--- Begin Extracted material ---

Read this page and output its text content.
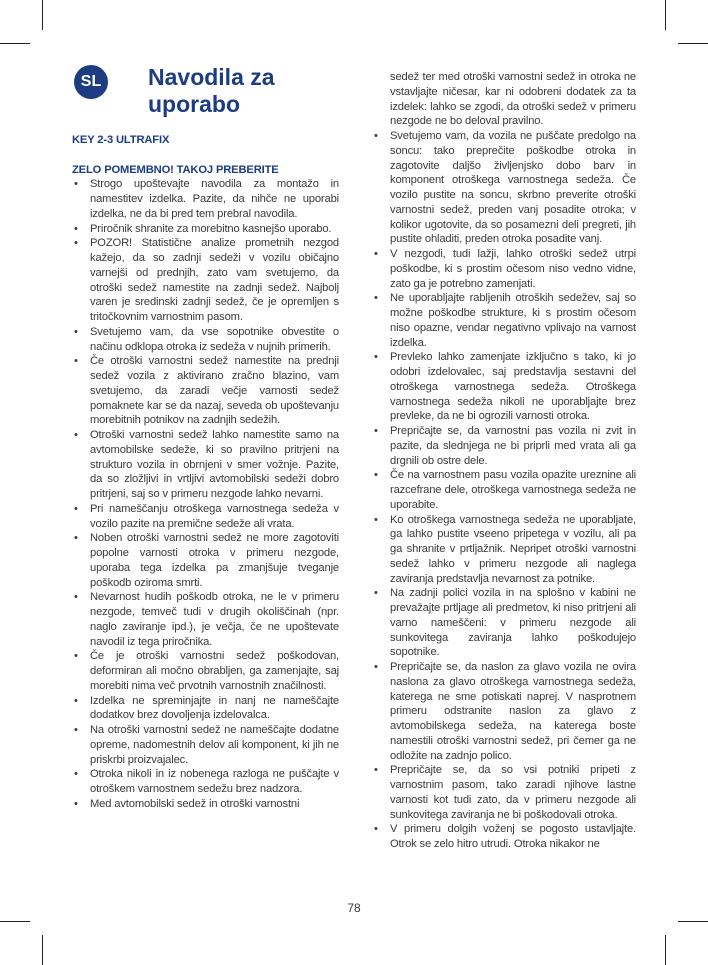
SL Navodila za uporabo

KEY 2-3 ULTRAFIX

ZELO POMEMBNO! TAKOJ PREBERITE

• Strogo upoštevajte navodila za montažo in namestitev izdelka. Pazite, da nihče ne uporabi izdelka, ne da bi pred tem prebral navodila.
• Priročnik shranite za morebitno kasnejšo uporabo.
• POZOR! Statistične analize prometnih nezgod kažejo, da so zadnji sedeži v vozilu običajno varnejši od prednjih, zato vam svetujemo, da otroški sedež namestite na zadnji sedež. Najbolj varen je sredinski zadnji sedež, če je opremljen s tritočkovnim varnostnim pasom.
• Svetujemo vam, da vse sopotnike obvestite o načinu odklopa otroka iz sedeža v nujnih primerih.
• Če otroški varnostni sedež namestite na prednji sedež vozila z aktivirano zračno blazino, vam svetujemo, da zaradi večje varnosti sedež pomaknete kar se da nazaj, seveda ob upoštevanju morebitnih potnikov na zadnjih sedežih.
• Otroški varnostni sedež lahko namestite samo na avtomobilske sedeže, ki so pravilno pritrjeni na strukturo vozila in obrnjeni v smer vožnje. Pazite, da so zložljivi in vrtljivi avtomobilski sedeži dobro pritrjeni, saj so v primeru nezgode lahko nevarni.
• Pri nameščanju otroškega varnostnega sedeža v vozilo pazite na premične sedeže ali vrata.
• Noben otroški varnostni sedež ne more zagotoviti popolne varnosti otroka v primeru nezgode, uporaba tega izdelka pa zmanjšuje tveganje poškodb oziroma smrti.
• Nevarnost hudih poškodb otroka, ne le v primeru nezgode, temveč tudi v drugih okoliščinah (npr. naglo zaviranje ipd.), je večja, če ne upoštevate navodil iz tega priročnika.
• Če je otroški varnostni sedež poškodovan, deformiran ali močno obrabljen, ga zamenjajte, saj morebiti nima več prvotnih varnostnih značilnosti.
• Izdelka ne spreminjajte in nanj ne nameščajte dodatkov brez dovoljenja izdelovalca.
• Na otroški varnostni sedež ne nameščajte dodatne opreme, nadomestnih delov ali komponent, ki jih ne priskrbi proizvajalec.
• Otroka nikoli in iz nobenega razloga ne puščajte v otroškem varnostnem sedežu brez nadzora.
• Med avtomobilski sedež in otroški varnostni

sedež ter med otroški varnostni sedež in otroka ne vstavljajte ničesar, kar ni odobreni dodatek za ta izdelek: lahko se zgodi, da otroški sedež v primeru nezgode ne bo deloval pravilno.

• Svetujemo vam, da vozila ne puščate predolgo na soncu: tako preprečite poškodbe otroka in zagotovite daljšo življenjsko dobo barv in komponent otroškega varnostnega sedeža. Če vozilo pustite na soncu, skrbno preverite otroški varnostni sedež, preden vanj posadite otroka; v kolikor ugotovite, da so posamezni deli pregreti, jih pustite ohladiti, preden otroka posadite vanj.
• V nezgodi, tudi lažji, lahko otroški sedež utrpi poškodbe, ki s prostim očesom niso vedno vidne, zato ga je potrebno zamenjati.
• Ne uporabljajte rabljenih otroških sedežev, saj so možne poškodbe strukture, ki s prostim očesom niso opazne, vendar negativno vplivajo na varnost izdelka.
• Prevleko lahko zamenjate izključno s tako, ki jo odobri izdelovalec, saj predstavlja sestavni del otroškega varnostnega sedeža. Otroškega varnostnega sedeža nikoli ne uporabljajte brez prevleke, da ne bi ogrozili varnosti otroka.
• Prepričajte se, da varnostni pas vozila ni zvit in pazite, da slednjega ne bi priprli med vrata ali ga drgnili ob ostre dele.
• Če na varnostnem pasu vozila opazite ureznine ali razcefrane dele, otroškega varnostnega sedeža ne uporabite.
• Ko otroškega varnostnega sedeža ne uporabljate, ga lahko pustite vseeno pripetega v vozilu, ali pa ga shranite v prtljažnik. Nepripet otroški varnostni sedež lahko v primeru nezgode ali naglega zaviranja predstavlja nevarnost za potnike.
• Na zadnji polici vozila in na splošno v kabini ne prevažajte prtljage ali predmetov, ki niso pritrjeni ali varno nameščeni: v primeru nezgode ali sunkovitega zaviranja lahko poškodujejo sopotnike.
• Prepričajte se, da naslon za glavo vozila ne ovira naslona za glavo otroškega varnostnega sedeža, katerega ne sme potiskati naprej. V nasprotnem primeru odstranite naslon za glavo z avtomobilskega sedeža, na katerega boste namestili otroški varnostni sedež, pri čemer ga ne odložite na zadnjo polico.
• Prepričajte se, da so vsi potniki pripeti z varnostnim pasom, tako zaradi njihove lastne varnosti kot tudi zato, da v primeru nezgode ali sunkovitega zaviranja ne bi poškodovali otroka.
• V primeru dolgih voženj se pogosto ustavljajte. Otrok se zelo hitro utrudi. Otroka nikakor ne
78
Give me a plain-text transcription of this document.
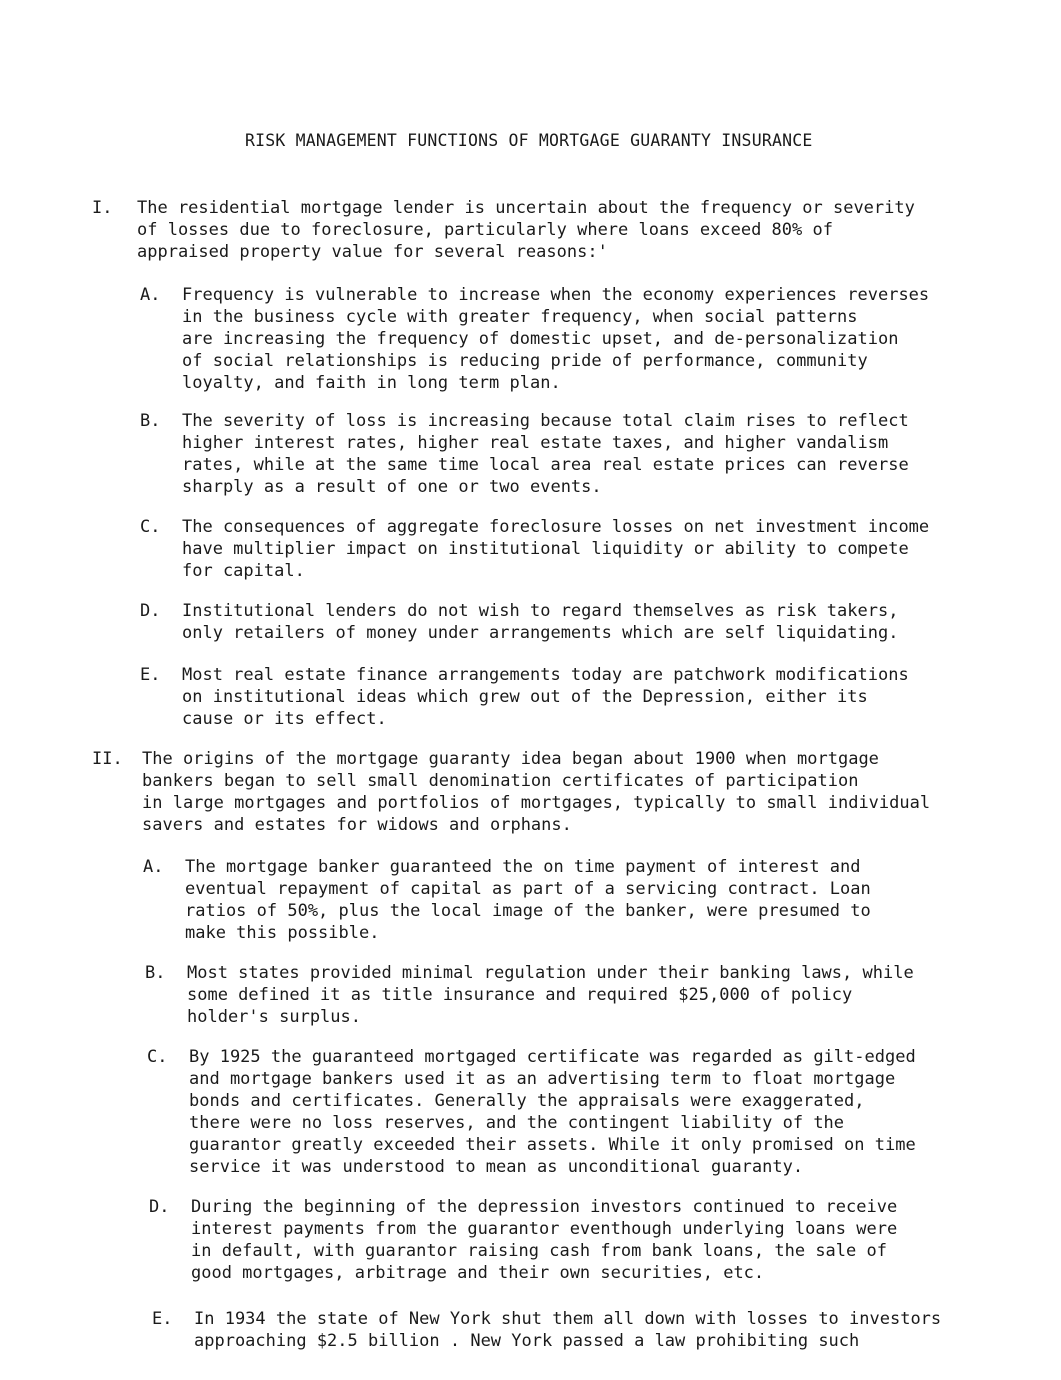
RISK MANAGEMENT FUNCTIONS OF MORTGAGE GUARANTY INSURANCE
I. The residential mortgage lender is uncertain about the frequency or severity
of losses due to foreclosure, particularly where loans exceed 80% of
appraised property value for several reasons:'
A. Frequency is vulnerable to increase when the economy experiences reverses
in the business cycle with greater frequency, when social patterns
are increasing the frequency of domestic upset, and de-personalization
of social relationships is reducing pride of performance, community
loyalty, and faith in long term plan.
B. The severity of loss is increasing because total claim rises to reflect
higher interest rates, higher real estate taxes, and higher vandalism
rates, while at the same time local area real estate prices can reverse
sharply as a result of one or two events.
C. The consequences of aggregate foreclosure losses on net investment income
have multiplier impact on institutional liquidity or ability to compete
for capital.
D. Institutional lenders do not wish to regard themselves as risk takers,
only retailers of money under arrangements which are self liquidating.
E. Most real estate finance arrangements today are patchwork modifications
on institutional ideas which grew out of the Depression, either its
cause or its effect.
II. The origins of the mortgage guaranty idea began about 1900 when mortgage
bankers began to sell small denomination certificates of participation
in large mortgages and portfolios of mortgages, typically to small individual
savers and estates for widows and orphans.
A. The mortgage banker guaranteed the on time payment of interest and
eventual repayment of capital as part of a servicing contract. Loan
ratios of 50%, plus the local image of the banker, were presumed to
make this possible.
B. Most states provided minimal regulation under their banking laws, while
some defined it as title insurance and required $25,000 of policy
holder's surplus.
C. By 1925 the guaranteed mortgaged certificate was regarded as gilt-edged
and mortgage bankers used it as an advertising term to float mortgage
bonds and certificates. Generally the appraisals were exaggerated,
there were no loss reserves, and the contingent liability of the
guarantor greatly exceeded their assets. While it only promised on time
service it was understood to mean as unconditional guaranty.
D. During the beginning of the depression investors continued to receive
interest payments from the guarantor eventhough underlying loans were
in default, with guarantor raising cash from bank loans, the sale of
good mortgages, arbitrage and their own securities, etc.
E. In 1934 the state of New York shut them all down with losses to investors
approaching $2.5 billion . New York passed a law prohibiting such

--- End Extracted material ---

**Written task**
Copy all lines of the material above where the string "varnostnem" occurs.

**Final result**
• Otroka nikoli in iz nobenega razloga ne puščajte v otroškem varnostnem sedežu brez nadzora.
• Če na varnostnem pasu vozila opazite ureznine ali razcefrane dele, otroškega varnostnega sedeža ne uporabite.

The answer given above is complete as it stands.